Extracted material:

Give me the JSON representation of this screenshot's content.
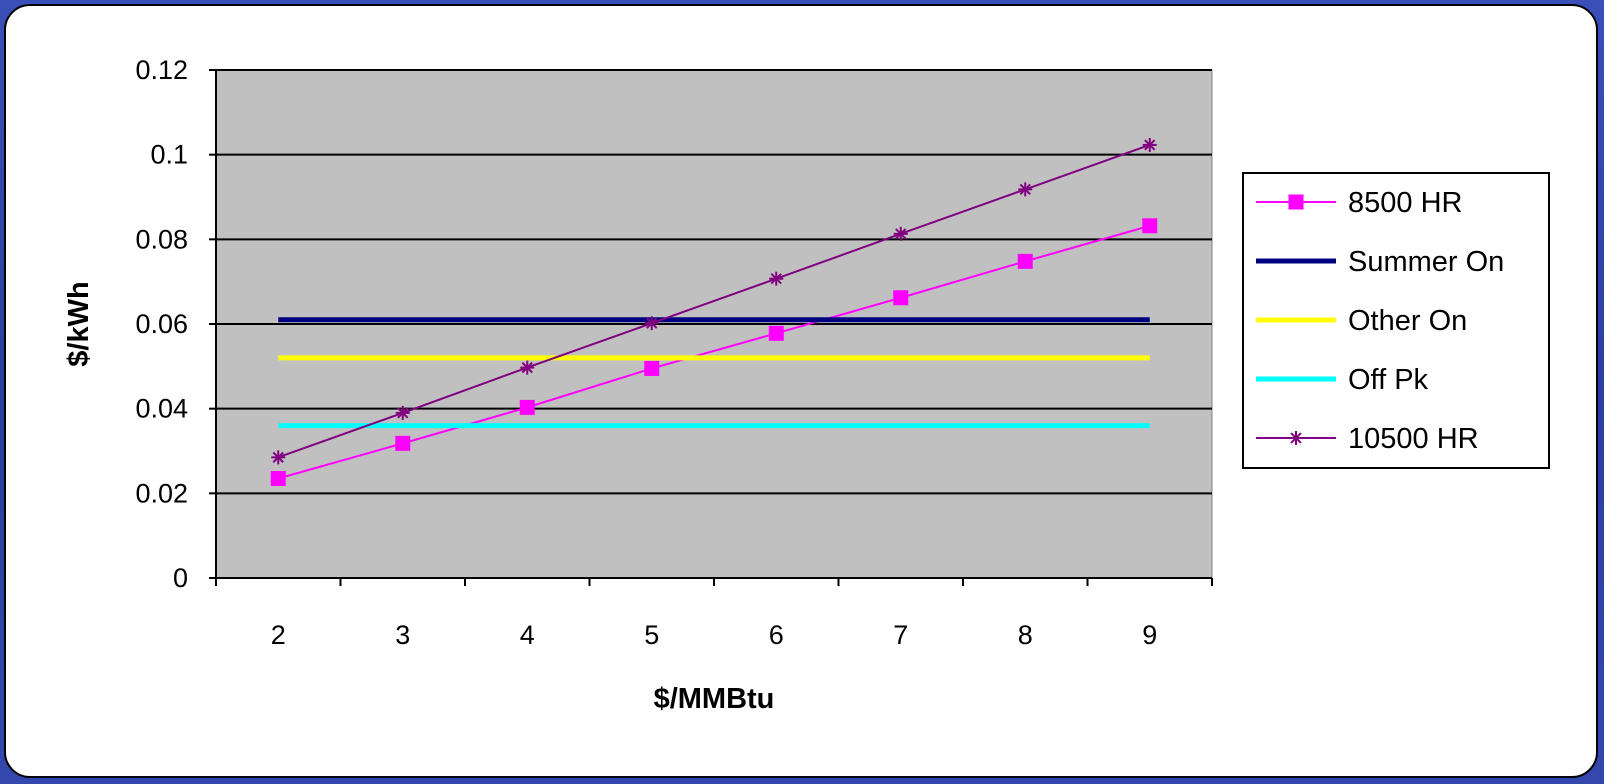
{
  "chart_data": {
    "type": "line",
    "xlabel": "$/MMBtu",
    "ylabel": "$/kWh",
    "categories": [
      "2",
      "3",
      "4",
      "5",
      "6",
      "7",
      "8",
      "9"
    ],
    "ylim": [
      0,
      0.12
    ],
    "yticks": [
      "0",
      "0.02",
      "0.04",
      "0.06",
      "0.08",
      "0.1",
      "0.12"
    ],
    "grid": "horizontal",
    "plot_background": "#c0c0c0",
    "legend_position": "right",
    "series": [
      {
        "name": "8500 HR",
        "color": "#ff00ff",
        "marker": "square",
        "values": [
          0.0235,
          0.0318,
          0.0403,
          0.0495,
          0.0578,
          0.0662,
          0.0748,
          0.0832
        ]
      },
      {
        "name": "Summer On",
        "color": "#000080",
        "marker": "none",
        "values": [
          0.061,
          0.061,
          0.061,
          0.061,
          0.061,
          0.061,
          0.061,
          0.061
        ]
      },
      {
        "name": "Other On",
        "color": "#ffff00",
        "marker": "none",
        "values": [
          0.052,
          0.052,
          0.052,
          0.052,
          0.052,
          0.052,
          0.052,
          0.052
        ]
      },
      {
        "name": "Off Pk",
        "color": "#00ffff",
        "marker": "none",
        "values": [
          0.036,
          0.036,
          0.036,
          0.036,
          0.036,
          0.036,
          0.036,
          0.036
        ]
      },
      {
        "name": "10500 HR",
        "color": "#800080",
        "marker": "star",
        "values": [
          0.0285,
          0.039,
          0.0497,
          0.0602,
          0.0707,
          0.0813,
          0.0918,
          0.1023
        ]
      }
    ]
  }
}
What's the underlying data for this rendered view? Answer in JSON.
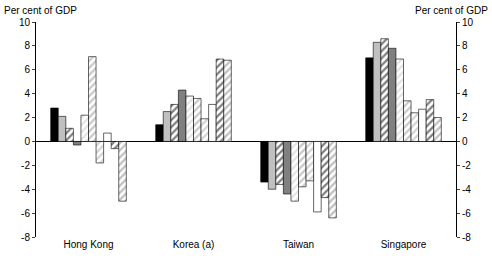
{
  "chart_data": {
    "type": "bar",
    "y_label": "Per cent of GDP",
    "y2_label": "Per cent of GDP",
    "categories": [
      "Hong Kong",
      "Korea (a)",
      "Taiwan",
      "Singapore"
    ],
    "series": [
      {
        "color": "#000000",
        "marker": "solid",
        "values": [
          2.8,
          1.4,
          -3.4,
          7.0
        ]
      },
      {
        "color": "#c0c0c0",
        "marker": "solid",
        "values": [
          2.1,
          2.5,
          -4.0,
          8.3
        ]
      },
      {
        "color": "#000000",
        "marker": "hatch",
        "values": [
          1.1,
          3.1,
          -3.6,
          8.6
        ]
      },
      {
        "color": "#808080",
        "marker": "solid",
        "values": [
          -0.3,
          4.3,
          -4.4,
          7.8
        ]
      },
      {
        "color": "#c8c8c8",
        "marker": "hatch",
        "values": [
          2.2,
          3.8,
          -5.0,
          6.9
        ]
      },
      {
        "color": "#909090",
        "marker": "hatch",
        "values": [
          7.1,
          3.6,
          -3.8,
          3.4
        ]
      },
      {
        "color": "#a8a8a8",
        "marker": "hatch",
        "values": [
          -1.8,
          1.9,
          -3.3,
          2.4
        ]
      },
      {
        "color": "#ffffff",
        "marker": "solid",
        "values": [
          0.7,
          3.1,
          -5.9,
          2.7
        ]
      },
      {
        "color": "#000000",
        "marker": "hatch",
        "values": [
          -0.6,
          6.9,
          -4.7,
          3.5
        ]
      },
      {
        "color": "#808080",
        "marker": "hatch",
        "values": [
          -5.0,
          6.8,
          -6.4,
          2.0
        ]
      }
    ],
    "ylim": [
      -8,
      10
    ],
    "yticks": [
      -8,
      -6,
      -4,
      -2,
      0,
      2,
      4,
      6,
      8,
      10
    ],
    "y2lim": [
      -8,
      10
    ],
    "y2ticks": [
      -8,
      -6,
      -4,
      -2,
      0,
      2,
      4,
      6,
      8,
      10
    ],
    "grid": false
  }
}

Exercise instructions: Gather all lines from the listing above in which "this" occurs.

Finished task:
Give me the JSON representation of this screenshot's content.
What's the underlying data for this rendered view? Answer in JSON.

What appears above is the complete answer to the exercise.